= TASK TO CARRY OUT =
Write out all the material exactly. Leave nothing out.

= GIVEN DATA =

::::::

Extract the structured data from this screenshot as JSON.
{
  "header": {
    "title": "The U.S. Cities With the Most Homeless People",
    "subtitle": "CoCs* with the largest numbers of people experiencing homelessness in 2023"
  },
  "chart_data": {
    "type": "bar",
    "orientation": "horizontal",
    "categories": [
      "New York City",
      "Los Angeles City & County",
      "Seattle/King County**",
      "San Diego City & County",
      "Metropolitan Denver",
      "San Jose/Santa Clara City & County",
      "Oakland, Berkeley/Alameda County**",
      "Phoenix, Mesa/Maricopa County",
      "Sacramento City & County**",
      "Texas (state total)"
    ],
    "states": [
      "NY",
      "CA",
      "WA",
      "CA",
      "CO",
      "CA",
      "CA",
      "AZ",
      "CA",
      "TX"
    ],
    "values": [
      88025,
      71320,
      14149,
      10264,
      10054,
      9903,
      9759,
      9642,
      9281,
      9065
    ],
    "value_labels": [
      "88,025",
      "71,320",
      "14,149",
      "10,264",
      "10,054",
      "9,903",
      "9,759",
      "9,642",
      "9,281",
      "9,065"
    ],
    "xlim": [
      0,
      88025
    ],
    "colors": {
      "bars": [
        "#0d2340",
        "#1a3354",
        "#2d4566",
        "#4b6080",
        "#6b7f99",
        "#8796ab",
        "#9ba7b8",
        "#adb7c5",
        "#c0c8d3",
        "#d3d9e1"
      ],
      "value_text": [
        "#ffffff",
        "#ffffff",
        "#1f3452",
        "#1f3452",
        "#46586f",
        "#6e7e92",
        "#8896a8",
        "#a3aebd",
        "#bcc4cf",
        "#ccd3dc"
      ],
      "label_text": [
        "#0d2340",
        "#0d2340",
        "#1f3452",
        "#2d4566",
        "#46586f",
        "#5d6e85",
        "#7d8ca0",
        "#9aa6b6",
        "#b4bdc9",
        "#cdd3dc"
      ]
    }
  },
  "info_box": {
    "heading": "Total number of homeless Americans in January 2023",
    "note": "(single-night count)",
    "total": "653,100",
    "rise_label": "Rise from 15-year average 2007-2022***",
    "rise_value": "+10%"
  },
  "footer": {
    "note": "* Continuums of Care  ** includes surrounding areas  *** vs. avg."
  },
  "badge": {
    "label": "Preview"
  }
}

::::::

= RESPONSE TO THIS EXERCISE =
Extract the structured data from this screenshot as JSON.
{
  "header": {
    "title": "The U.S. Cities With the Most Homeless People",
    "subtitle": "CoCs* with the largest numbers of people experiencing homelessness in 2023"
  },
  "chart_data": {
    "type": "bar",
    "orientation": "horizontal",
    "categories": [
      "New York City",
      "Los Angeles City & County",
      "Seattle/King County**",
      "San Diego City & County",
      "Metropolitan Denver",
      "San Jose/Santa Clara City & County",
      "Oakland, Berkeley/Alameda County**",
      "Phoenix, Mesa/Maricopa County",
      "Sacramento City & County**",
      "Texas (state total)"
    ],
    "states": [
      "NY",
      "CA",
      "WA",
      "CA",
      "CO",
      "CA",
      "CA",
      "AZ",
      "CA",
      "TX"
    ],
    "values": [
      88025,
      71320,
      14149,
      10264,
      10054,
      9903,
      9759,
      9642,
      9281,
      9065
    ],
    "value_labels": [
      "88,025",
      "71,320",
      "14,149",
      "10,264",
      "10,054",
      "9,903",
      "9,759",
      "9,642",
      "9,281",
      "9,065"
    ],
    "xlim": [
      0,
      88025
    ],
    "colors": {
      "bars": [
        "#0d2340",
        "#1a3354",
        "#2d4566",
        "#4b6080",
        "#6b7f99",
        "#8796ab",
        "#9ba7b8",
        "#adb7c5",
        "#c0c8d3",
        "#d3d9e1"
      ],
      "value_text": [
        "#ffffff",
        "#ffffff",
        "#1f3452",
        "#1f3452",
        "#46586f",
        "#6e7e92",
        "#8896a8",
        "#a3aebd",
        "#bcc4cf",
        "#ccd3dc"
      ],
      "label_text": [
        "#0d2340",
        "#0d2340",
        "#1f3452",
        "#2d4566",
        "#46586f",
        "#5d6e85",
        "#7d8ca0",
        "#9aa6b6",
        "#b4bdc9",
        "#cdd3dc"
      ]
    }
  },
  "info_box": {
    "heading": "Total number of homeless Americans in January 2023",
    "note": "(single-night count)",
    "total": "653,100",
    "rise_label": "Rise from 15-year average 2007-2022***",
    "rise_value": "+10%"
  },
  "footer": {
    "note": "* Continuums of Care  ** includes surrounding areas  *** vs. avg."
  },
  "badge": {
    "label": "Preview"
  }
}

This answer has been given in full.